* **What to do**
Write the records below out in full, character for character, with no pictures.

Recorded data:
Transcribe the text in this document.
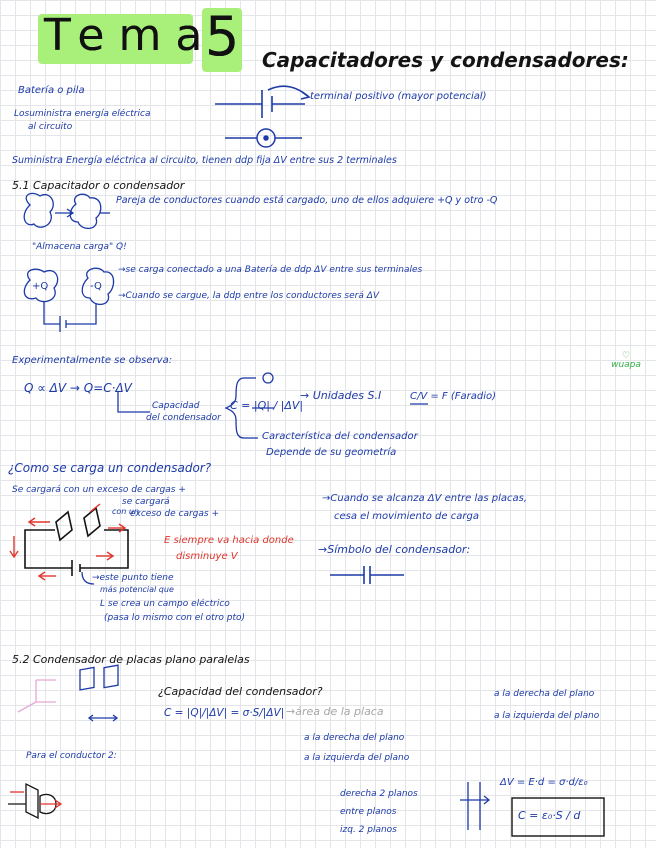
Tema
5 Capacitadores y condensadores:
Batería o pila
Losuministra energía eléctrica
al circuito
terminal positivo (mayor potencial)
Suministra Energía eléctrica al circuito, tienen ddp fija ΔV entre sus 2 terminales
5.1 Capacitador o condensador
Pareja de conductores cuando está cargado, uno de ellos adquiere +Q y otro -Q
"Almacena carga" Q!
+Q	-Q
→se carga conectado a una Batería de ddp ΔV entre sus terminales
→Cuando se cargue, la ddp entre los conductores será ΔV
Experimentalmente se observa:
Q ∝ ΔV → Q=C·ΔV
Capacidad
del condensador
C = |Q| / |ΔV|
→ Unidades S.I	C/V = F (Faradio)
Característica del condensador
Depende de su geometría
♡ wuapa
¿Como se carga un condensador?
Se cargará con un exceso de cargas +
se cargará
con un
exceso de cargas +
E siempre va hacia donde
disminuye V
→este punto tiene
más potencial que
L se crea un campo eléctrico
(pasa lo mismo con el otro pto)
→Cuando se alcanza ΔV entre las placas,
cesa el movimiento de carga
→Símbolo del condensador:
5.2 Condensador de placas plano paralelas
¿Capacidad del condensador?
C = |Q|/|ΔV| = σ·S/|ΔV| →área de la placa
a la derecha del plano
a la izquierda del plano
Para el conductor 2:
a la derecha del plano
a la izquierda del plano
derecha 2 planos
entre planos
izq. 2 planos
ΔV = E·d = σ·d/ε₀
C = ε₀·S / d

* **Exercise solution**
Transcribe the text in this document.
Tema
5 Capacitadores y condensadores:
Batería o pila
Losuministra energía eléctrica
al circuito
terminal positivo (mayor potencial)
Suministra Energía eléctrica al circuito, tienen ddp fija ΔV entre sus 2 terminales
5.1 Capacitador o condensador
Pareja de conductores cuando está cargado, uno de ellos adquiere +Q y otro -Q
"Almacena carga" Q!
+Q	-Q
→se carga conectado a una Batería de ddp ΔV entre sus terminales
→Cuando se cargue, la ddp entre los conductores será ΔV
Experimentalmente se observa:
Q ∝ ΔV → Q=C·ΔV
Capacidad
del condensador
C = |Q| / |ΔV|
→ Unidades S.I	C/V = F (Faradio)
Característica del condensador
Depende de su geometría
♡ wuapa
¿Como se carga un condensador?
Se cargará con un exceso de cargas +
se cargará
con un
exceso de cargas +
E siempre va hacia donde
disminuye V
→este punto tiene
más potencial que
L se crea un campo eléctrico
(pasa lo mismo con el otro pto)
→Cuando se alcanza ΔV entre las placas,
cesa el movimiento de carga
→Símbolo del condensador:
5.2 Condensador de placas plano paralelas
¿Capacidad del condensador?
C = |Q|/|ΔV| = σ·S/|ΔV| →área de la placa
a la derecha del plano
a la izquierda del plano
Para el conductor 2:
a la derecha del plano
a la izquierda del plano
derecha 2 planos
entre planos
izq. 2 planos
ΔV = E·d = σ·d/ε₀
C = ε₀·S / d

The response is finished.